# start of Input rows
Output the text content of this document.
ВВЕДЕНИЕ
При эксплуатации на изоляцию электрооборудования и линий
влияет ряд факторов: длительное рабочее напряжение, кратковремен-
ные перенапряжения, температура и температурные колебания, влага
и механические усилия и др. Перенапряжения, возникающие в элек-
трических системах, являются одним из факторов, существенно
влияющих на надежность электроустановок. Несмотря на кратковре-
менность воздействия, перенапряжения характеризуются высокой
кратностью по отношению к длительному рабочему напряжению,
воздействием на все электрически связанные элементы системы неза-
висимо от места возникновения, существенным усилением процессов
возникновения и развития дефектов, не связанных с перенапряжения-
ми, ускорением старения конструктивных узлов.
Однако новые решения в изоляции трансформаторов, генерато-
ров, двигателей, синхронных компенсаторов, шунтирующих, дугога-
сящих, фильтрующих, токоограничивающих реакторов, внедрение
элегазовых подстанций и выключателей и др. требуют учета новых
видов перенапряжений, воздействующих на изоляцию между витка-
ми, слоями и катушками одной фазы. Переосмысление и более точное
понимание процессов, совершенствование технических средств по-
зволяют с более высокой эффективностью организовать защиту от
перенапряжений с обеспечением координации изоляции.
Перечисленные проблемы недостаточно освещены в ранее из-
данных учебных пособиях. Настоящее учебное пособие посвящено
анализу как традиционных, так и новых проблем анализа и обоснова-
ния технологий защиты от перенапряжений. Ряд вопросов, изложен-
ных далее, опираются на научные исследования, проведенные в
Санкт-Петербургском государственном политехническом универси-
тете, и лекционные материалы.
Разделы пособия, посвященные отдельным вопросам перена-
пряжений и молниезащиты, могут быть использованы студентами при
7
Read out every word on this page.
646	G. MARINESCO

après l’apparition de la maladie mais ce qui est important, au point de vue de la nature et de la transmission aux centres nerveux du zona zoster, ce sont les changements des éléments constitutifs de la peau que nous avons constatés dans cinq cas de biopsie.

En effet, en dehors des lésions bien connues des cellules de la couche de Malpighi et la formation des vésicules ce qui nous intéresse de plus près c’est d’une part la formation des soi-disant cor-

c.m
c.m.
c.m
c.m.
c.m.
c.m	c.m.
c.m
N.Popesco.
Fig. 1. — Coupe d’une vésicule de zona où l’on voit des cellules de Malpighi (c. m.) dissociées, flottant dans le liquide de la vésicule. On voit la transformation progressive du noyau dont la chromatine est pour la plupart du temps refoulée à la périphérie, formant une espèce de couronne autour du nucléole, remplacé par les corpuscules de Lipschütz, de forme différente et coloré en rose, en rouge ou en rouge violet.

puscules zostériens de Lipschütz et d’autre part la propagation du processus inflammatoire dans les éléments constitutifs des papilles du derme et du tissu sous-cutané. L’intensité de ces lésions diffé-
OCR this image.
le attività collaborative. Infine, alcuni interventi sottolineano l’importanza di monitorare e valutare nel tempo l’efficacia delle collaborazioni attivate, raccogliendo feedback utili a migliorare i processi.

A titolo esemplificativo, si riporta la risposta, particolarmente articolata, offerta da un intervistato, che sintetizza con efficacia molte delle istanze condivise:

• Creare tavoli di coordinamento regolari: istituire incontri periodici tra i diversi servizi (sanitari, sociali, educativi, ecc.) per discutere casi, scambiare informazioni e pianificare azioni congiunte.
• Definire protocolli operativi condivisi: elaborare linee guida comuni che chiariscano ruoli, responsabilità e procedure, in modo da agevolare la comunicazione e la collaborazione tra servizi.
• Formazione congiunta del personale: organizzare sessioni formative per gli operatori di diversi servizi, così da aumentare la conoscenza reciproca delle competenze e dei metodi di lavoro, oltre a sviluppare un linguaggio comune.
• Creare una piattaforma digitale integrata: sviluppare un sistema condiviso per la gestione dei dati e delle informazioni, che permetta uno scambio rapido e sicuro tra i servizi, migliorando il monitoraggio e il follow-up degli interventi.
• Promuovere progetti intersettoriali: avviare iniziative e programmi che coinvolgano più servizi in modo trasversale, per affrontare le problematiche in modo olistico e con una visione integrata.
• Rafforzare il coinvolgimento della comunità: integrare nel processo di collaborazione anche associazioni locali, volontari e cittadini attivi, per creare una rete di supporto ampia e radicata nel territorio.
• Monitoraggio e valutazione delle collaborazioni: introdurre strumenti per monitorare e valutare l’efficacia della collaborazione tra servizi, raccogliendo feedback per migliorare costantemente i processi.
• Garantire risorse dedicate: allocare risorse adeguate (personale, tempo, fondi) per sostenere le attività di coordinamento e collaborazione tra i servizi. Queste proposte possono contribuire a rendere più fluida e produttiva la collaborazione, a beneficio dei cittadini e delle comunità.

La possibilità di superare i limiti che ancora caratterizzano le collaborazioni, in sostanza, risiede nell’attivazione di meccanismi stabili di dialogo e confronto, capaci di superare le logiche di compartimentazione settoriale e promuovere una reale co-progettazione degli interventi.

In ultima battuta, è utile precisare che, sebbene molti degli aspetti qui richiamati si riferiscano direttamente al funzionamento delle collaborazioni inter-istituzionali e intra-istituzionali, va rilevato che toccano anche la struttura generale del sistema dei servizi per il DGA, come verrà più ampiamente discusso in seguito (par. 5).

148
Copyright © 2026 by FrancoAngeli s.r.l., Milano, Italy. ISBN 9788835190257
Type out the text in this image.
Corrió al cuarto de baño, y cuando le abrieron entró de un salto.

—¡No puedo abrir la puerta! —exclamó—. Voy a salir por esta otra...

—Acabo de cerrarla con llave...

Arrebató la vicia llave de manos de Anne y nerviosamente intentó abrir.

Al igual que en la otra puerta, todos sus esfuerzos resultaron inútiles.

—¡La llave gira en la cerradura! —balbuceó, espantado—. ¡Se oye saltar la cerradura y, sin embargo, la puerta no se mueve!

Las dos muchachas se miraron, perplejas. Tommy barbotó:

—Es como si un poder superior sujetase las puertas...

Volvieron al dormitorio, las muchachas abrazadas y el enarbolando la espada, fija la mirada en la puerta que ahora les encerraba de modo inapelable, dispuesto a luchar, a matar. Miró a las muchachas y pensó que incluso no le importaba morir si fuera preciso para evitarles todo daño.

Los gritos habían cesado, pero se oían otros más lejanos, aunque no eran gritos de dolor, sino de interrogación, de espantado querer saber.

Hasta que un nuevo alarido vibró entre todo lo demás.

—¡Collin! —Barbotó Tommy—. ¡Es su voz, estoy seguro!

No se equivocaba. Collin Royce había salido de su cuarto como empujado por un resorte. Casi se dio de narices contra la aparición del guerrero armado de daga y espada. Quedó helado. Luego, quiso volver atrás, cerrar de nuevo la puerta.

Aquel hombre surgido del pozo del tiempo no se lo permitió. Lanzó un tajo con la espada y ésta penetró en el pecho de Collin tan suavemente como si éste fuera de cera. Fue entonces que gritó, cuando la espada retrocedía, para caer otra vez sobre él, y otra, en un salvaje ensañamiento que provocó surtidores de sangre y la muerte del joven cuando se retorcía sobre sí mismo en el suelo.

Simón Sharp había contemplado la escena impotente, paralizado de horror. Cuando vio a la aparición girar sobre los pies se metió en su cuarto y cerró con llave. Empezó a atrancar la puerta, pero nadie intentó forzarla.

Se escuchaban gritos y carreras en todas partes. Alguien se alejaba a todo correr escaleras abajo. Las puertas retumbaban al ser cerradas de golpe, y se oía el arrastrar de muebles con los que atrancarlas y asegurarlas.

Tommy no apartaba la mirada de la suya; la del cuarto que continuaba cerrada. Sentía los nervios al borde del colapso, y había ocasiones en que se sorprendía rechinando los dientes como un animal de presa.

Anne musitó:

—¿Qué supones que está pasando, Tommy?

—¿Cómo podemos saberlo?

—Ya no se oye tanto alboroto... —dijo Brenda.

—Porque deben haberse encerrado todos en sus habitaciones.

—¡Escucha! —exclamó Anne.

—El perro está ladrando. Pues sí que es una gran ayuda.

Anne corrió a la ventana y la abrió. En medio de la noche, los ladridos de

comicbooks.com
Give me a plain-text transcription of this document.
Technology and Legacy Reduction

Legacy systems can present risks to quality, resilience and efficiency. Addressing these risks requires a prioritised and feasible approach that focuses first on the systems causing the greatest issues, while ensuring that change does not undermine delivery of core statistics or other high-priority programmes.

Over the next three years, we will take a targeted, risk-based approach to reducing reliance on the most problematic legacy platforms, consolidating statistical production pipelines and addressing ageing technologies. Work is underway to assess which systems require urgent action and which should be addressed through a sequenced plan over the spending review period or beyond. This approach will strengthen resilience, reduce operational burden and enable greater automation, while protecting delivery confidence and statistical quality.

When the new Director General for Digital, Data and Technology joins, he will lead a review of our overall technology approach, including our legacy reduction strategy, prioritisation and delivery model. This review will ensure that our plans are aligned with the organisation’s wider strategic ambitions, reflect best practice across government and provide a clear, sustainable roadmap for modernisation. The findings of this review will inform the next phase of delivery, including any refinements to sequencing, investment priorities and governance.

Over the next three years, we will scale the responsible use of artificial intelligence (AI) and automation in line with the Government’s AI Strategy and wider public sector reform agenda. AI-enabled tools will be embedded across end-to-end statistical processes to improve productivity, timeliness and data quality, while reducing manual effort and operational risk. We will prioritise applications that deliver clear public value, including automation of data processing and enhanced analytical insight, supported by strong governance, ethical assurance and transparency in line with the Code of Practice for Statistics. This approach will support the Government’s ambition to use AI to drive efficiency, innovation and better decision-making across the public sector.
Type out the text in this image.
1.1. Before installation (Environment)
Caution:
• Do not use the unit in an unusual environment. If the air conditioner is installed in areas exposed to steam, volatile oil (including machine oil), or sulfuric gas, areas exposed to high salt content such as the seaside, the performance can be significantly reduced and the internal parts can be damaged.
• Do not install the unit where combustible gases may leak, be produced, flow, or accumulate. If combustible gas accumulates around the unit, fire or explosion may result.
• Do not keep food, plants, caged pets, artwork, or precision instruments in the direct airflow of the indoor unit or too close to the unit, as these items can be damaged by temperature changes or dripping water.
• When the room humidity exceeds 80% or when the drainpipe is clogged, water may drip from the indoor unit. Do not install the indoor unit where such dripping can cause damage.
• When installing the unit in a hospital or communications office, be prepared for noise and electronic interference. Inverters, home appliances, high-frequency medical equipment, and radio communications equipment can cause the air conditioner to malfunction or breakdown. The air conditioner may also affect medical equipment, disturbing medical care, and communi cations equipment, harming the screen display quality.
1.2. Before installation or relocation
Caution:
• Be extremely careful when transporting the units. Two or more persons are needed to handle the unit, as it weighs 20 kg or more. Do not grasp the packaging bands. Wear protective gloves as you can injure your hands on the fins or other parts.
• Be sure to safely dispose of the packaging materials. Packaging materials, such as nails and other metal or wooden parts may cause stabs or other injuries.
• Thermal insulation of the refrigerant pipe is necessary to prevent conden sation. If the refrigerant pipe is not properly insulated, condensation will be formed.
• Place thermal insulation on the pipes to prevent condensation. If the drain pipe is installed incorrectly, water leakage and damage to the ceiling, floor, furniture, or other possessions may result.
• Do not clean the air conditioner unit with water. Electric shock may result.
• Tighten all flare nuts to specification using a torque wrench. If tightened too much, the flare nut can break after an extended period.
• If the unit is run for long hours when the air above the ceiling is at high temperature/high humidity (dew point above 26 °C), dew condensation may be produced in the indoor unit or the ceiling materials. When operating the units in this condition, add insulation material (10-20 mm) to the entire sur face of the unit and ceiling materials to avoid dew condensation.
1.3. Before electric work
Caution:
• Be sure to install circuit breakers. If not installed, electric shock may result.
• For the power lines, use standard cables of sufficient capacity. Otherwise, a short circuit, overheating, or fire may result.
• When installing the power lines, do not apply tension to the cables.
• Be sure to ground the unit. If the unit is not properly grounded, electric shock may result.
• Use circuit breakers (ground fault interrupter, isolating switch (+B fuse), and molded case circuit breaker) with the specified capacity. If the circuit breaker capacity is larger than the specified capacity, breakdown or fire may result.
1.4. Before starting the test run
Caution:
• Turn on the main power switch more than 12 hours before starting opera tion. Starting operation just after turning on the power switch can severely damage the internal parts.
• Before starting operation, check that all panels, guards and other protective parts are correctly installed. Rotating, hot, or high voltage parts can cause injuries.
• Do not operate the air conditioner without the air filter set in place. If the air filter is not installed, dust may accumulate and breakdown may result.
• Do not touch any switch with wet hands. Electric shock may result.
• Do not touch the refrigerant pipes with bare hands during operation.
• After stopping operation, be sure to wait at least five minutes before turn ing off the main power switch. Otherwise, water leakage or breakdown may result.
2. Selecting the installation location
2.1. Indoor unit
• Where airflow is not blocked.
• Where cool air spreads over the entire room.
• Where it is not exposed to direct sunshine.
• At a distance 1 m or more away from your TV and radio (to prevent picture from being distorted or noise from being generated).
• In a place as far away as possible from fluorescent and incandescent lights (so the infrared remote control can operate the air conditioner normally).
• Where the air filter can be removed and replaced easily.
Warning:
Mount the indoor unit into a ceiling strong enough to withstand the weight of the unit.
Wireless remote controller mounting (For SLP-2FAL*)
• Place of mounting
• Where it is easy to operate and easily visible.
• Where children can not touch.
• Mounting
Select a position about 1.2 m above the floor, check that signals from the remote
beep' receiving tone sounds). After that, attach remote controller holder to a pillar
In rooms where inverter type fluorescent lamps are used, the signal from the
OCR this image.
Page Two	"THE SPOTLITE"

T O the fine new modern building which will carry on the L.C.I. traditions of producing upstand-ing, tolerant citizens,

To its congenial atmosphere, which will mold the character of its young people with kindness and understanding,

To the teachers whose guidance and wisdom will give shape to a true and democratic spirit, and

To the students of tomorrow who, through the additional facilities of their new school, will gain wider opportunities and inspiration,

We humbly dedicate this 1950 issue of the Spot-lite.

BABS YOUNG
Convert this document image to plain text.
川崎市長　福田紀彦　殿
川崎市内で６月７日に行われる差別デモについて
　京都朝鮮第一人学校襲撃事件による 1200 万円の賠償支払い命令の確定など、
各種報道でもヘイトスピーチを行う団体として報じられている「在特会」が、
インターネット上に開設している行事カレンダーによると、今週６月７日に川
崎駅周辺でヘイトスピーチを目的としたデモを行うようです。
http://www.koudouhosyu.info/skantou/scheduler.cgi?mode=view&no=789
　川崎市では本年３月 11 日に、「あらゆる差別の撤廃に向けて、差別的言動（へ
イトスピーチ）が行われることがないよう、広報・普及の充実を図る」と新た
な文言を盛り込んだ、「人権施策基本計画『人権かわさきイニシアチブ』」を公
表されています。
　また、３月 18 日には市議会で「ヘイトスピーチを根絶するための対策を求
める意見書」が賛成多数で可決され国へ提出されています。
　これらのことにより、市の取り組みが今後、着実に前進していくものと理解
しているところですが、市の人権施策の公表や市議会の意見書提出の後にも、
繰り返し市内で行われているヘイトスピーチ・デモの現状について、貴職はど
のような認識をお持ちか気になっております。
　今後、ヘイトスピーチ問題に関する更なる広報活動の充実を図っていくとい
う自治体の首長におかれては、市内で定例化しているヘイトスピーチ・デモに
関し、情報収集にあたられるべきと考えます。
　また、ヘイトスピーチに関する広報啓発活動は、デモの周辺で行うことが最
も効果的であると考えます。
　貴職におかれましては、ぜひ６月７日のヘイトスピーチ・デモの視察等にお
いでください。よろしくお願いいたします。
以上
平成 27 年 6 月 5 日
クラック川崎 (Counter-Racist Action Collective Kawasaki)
# end of Input rows
◆ **Objective**: Copy exactly the lines of the listing above, beginning at the line with "Convert this document image to plain text." and ending at its final line; write out nothing else.

◆ **Complete response**:
Convert this document image to plain text.
川崎市長　福田紀彦　殿
川崎市内で６月７日に行われる差別デモについて
　京都朝鮮第一人学校襲撃事件による 1200 万円の賠償支払い命令の確定など、
各種報道でもヘイトスピーチを行う団体として報じられている「在特会」が、
インターネット上に開設している行事カレンダーによると、今週６月７日に川
崎駅周辺でヘイトスピーチを目的としたデモを行うようです。
http://www.koudouhosyu.info/skantou/scheduler.cgi?mode=view&no=789
　川崎市では本年３月 11 日に、「あらゆる差別の撤廃に向けて、差別的言動（へ
イトスピーチ）が行われることがないよう、広報・普及の充実を図る」と新た
な文言を盛り込んだ、「人権施策基本計画『人権かわさきイニシアチブ』」を公
表されています。
　また、３月 18 日には市議会で「ヘイトスピーチを根絶するための対策を求
める意見書」が賛成多数で可決され国へ提出されています。
　これらのことにより、市の取り組みが今後、着実に前進していくものと理解
しているところですが、市の人権施策の公表や市議会の意見書提出の後にも、
繰り返し市内で行われているヘイトスピーチ・デモの現状について、貴職はど
のような認識をお持ちか気になっております。
　今後、ヘイトスピーチ問題に関する更なる広報活動の充実を図っていくとい
う自治体の首長におかれては、市内で定例化しているヘイトスピーチ・デモに
関し、情報収集にあたられるべきと考えます。
　また、ヘイトスピーチに関する広報啓発活動は、デモの周辺で行うことが最
も効果的であると考えます。
　貴職におかれましては、ぜひ６月７日のヘイトスピーチ・デモの視察等にお
いでください。よろしくお願いいたします。
以上
平成 27 年 6 月 5 日
クラック川崎 (Counter-Racist Action Collective Kawasaki)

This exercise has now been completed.